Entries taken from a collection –
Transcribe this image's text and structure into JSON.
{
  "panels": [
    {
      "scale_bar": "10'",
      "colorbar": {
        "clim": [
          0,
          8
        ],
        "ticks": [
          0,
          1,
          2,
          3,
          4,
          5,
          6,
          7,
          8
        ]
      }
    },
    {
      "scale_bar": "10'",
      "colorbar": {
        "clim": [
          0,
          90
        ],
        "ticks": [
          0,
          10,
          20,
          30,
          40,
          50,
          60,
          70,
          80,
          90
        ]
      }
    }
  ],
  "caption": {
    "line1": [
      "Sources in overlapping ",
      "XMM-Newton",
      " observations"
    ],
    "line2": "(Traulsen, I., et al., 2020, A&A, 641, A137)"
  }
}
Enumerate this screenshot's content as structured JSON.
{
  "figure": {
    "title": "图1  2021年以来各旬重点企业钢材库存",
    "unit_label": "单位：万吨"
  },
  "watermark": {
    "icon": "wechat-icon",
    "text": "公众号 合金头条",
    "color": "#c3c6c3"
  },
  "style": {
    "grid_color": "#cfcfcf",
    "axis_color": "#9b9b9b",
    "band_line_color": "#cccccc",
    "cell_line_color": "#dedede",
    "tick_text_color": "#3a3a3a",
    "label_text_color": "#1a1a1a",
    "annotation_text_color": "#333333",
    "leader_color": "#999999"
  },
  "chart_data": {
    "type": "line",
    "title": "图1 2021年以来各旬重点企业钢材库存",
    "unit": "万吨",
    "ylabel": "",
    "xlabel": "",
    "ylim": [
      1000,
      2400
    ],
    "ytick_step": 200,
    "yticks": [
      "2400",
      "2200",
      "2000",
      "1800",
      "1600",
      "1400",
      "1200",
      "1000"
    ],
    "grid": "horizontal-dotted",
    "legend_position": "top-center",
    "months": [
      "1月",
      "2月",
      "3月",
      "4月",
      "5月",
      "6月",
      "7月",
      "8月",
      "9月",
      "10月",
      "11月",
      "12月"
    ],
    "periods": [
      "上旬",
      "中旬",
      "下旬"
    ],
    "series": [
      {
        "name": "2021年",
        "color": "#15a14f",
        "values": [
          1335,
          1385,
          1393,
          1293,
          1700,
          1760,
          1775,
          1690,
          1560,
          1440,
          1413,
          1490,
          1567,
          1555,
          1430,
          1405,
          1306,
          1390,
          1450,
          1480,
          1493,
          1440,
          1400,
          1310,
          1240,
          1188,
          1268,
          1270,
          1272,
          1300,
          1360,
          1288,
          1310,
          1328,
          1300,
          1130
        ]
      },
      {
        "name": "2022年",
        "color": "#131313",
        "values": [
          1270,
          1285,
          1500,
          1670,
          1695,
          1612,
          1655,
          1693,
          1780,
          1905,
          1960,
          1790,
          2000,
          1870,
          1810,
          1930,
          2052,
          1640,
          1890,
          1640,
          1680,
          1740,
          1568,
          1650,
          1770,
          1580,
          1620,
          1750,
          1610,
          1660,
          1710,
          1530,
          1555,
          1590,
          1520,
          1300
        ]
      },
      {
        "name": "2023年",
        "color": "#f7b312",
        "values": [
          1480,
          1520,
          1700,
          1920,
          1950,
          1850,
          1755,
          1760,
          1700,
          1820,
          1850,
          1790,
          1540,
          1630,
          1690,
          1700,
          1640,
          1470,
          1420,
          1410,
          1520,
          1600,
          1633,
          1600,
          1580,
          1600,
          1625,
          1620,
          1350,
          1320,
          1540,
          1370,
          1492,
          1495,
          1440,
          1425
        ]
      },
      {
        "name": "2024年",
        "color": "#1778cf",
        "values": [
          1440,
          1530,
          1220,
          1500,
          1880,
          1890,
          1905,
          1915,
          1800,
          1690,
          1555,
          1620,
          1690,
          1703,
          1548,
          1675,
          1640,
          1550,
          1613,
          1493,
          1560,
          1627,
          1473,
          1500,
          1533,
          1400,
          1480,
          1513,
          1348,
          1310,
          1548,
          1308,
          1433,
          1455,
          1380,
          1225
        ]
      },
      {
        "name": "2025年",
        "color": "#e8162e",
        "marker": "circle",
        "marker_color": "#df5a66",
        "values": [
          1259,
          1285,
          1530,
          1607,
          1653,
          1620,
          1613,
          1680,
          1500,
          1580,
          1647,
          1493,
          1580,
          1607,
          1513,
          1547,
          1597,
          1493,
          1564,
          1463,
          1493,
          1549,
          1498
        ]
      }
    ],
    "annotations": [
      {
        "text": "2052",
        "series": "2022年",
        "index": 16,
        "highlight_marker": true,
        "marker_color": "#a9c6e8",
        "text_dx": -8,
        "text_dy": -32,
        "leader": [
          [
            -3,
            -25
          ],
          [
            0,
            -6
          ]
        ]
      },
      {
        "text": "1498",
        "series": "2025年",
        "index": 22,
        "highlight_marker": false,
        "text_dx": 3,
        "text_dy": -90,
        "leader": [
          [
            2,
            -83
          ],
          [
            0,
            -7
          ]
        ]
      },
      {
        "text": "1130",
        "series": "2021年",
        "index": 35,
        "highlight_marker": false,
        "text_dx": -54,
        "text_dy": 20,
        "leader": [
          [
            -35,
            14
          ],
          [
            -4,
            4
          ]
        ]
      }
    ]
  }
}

EXERCISE DIRECTIONS – Determine how many lines include the word "title" and report that number by itself.

TASK RESULT – 2